Bring together all lines of the material below that contain the string "导体的电阻为".

## start RECORDED INFORMATION

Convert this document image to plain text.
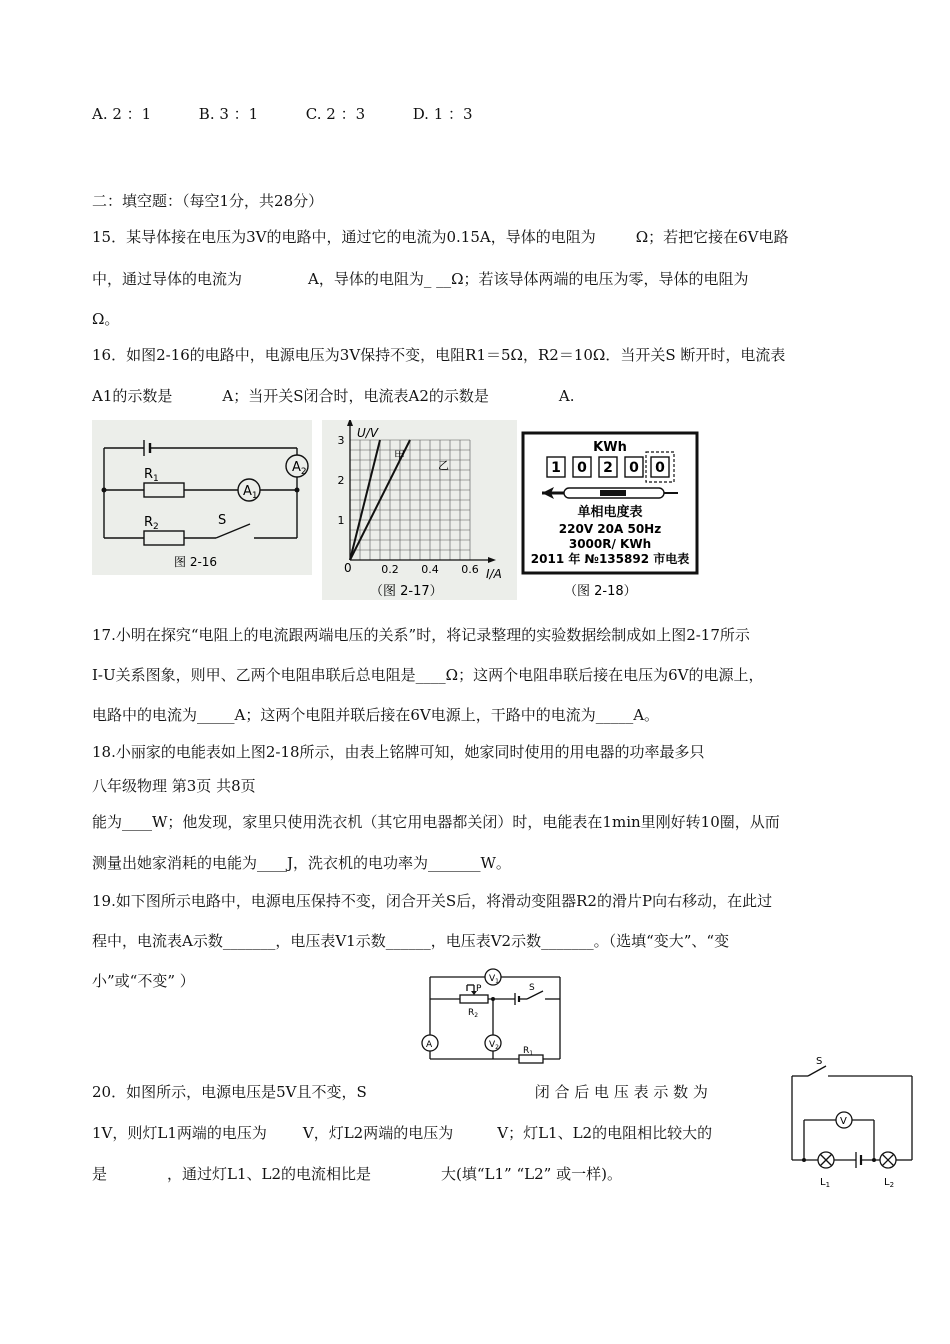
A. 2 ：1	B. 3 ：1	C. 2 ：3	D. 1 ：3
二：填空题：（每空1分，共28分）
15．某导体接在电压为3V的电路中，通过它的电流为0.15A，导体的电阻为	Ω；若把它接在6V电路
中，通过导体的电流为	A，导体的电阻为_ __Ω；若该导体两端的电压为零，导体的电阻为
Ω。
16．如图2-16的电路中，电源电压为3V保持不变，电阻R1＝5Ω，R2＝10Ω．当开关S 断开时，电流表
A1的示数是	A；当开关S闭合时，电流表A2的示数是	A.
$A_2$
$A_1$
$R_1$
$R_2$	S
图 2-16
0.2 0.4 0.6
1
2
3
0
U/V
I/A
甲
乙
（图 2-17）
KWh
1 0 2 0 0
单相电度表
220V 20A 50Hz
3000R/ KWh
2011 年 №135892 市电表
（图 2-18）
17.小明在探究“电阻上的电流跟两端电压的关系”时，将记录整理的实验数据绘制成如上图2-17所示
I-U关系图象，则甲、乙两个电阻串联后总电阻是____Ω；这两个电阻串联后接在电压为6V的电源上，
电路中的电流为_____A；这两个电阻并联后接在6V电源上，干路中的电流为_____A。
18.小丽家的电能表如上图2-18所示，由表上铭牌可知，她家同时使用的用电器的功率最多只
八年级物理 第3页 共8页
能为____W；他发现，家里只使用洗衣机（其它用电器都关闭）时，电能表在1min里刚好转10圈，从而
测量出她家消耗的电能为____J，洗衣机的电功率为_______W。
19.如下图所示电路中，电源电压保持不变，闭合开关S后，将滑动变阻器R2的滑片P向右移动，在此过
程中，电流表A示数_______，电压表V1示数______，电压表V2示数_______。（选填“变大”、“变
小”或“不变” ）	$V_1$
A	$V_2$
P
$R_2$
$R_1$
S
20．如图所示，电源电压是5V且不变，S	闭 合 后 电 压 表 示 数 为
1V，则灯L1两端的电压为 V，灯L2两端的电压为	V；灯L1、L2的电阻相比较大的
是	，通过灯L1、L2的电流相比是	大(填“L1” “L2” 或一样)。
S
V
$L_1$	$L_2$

## end RECORDED INFORMATION

SOLUTION FOR THIS EXERCISE »
15．某导体接在电压为3V的电路中，通过它的电流为0.15A，导体的电阻为	Ω；若把它接在6V电路
中，通过导体的电流为	A，导体的电阻为_ __Ω；若该导体两端的电压为零，导体的电阻为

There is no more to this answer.